_Task prompt_:
Omit the pictures from the entries below and retype everything else exactly.

☆ ☆ ☆

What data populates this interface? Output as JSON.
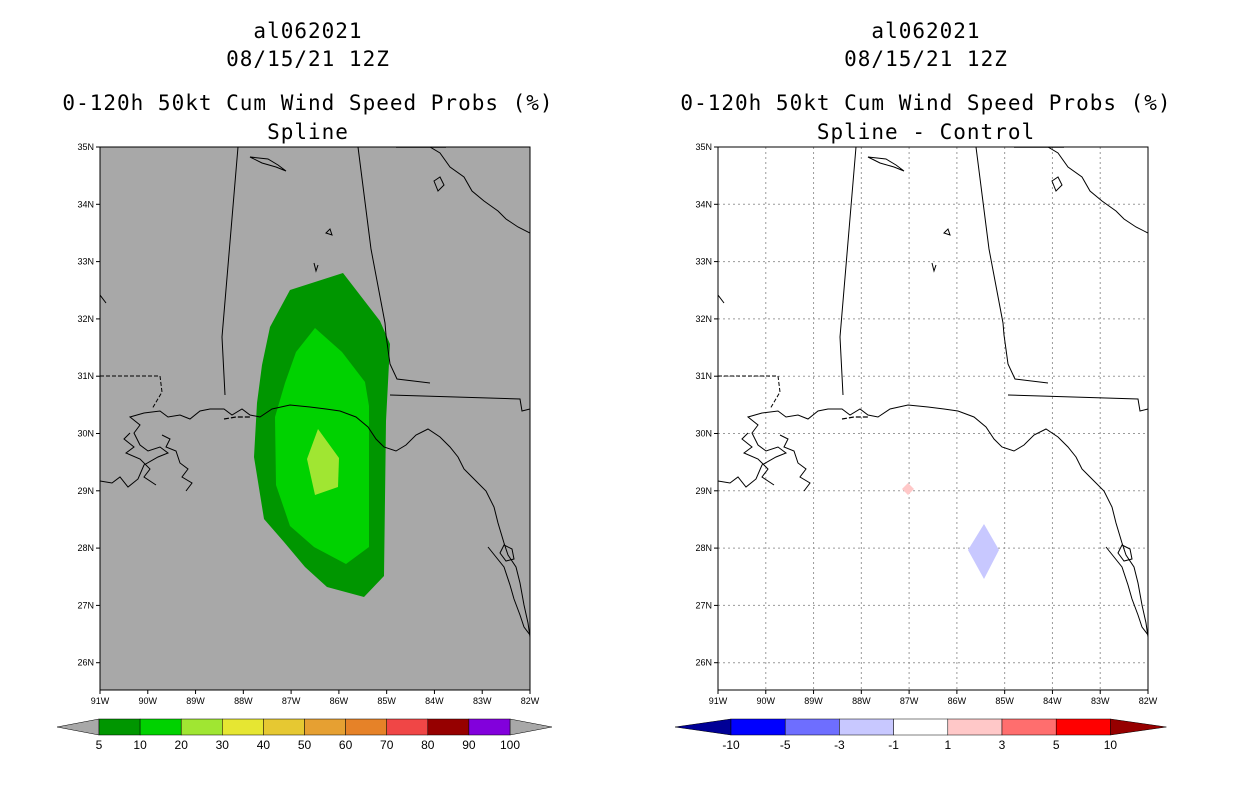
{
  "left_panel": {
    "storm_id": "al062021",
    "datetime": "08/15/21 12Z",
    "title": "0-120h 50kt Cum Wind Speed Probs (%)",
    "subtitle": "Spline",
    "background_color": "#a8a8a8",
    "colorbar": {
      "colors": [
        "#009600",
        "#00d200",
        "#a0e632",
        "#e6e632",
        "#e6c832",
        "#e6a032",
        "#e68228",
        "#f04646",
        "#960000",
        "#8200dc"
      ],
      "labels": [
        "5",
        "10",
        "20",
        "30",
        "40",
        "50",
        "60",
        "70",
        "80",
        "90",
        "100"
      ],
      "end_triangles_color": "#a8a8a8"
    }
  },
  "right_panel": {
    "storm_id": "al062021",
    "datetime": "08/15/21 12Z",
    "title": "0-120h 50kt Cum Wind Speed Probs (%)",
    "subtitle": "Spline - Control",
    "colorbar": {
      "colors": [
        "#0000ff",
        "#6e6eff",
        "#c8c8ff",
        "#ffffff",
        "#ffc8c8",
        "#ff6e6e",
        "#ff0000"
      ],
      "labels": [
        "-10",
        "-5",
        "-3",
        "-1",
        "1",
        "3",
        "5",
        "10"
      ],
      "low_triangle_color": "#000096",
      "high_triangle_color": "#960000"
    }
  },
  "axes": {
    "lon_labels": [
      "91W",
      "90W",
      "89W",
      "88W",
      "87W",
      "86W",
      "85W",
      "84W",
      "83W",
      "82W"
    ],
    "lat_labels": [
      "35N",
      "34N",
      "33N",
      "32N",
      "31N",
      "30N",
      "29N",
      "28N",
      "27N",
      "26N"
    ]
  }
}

☆ ☆ ☆

_Reply to the task_:
What data populates this interface? Output as JSON.
{
  "left_panel": {
    "storm_id": "al062021",
    "datetime": "08/15/21 12Z",
    "title": "0-120h 50kt Cum Wind Speed Probs (%)",
    "subtitle": "Spline",
    "background_color": "#a8a8a8",
    "colorbar": {
      "colors": [
        "#009600",
        "#00d200",
        "#a0e632",
        "#e6e632",
        "#e6c832",
        "#e6a032",
        "#e68228",
        "#f04646",
        "#960000",
        "#8200dc"
      ],
      "labels": [
        "5",
        "10",
        "20",
        "30",
        "40",
        "50",
        "60",
        "70",
        "80",
        "90",
        "100"
      ],
      "end_triangles_color": "#a8a8a8"
    }
  },
  "right_panel": {
    "storm_id": "al062021",
    "datetime": "08/15/21 12Z",
    "title": "0-120h 50kt Cum Wind Speed Probs (%)",
    "subtitle": "Spline - Control",
    "colorbar": {
      "colors": [
        "#0000ff",
        "#6e6eff",
        "#c8c8ff",
        "#ffffff",
        "#ffc8c8",
        "#ff6e6e",
        "#ff0000"
      ],
      "labels": [
        "-10",
        "-5",
        "-3",
        "-1",
        "1",
        "3",
        "5",
        "10"
      ],
      "low_triangle_color": "#000096",
      "high_triangle_color": "#960000"
    }
  },
  "axes": {
    "lon_labels": [
      "91W",
      "90W",
      "89W",
      "88W",
      "87W",
      "86W",
      "85W",
      "84W",
      "83W",
      "82W"
    ],
    "lat_labels": [
      "35N",
      "34N",
      "33N",
      "32N",
      "31N",
      "30N",
      "29N",
      "28N",
      "27N",
      "26N"
    ]
  }
}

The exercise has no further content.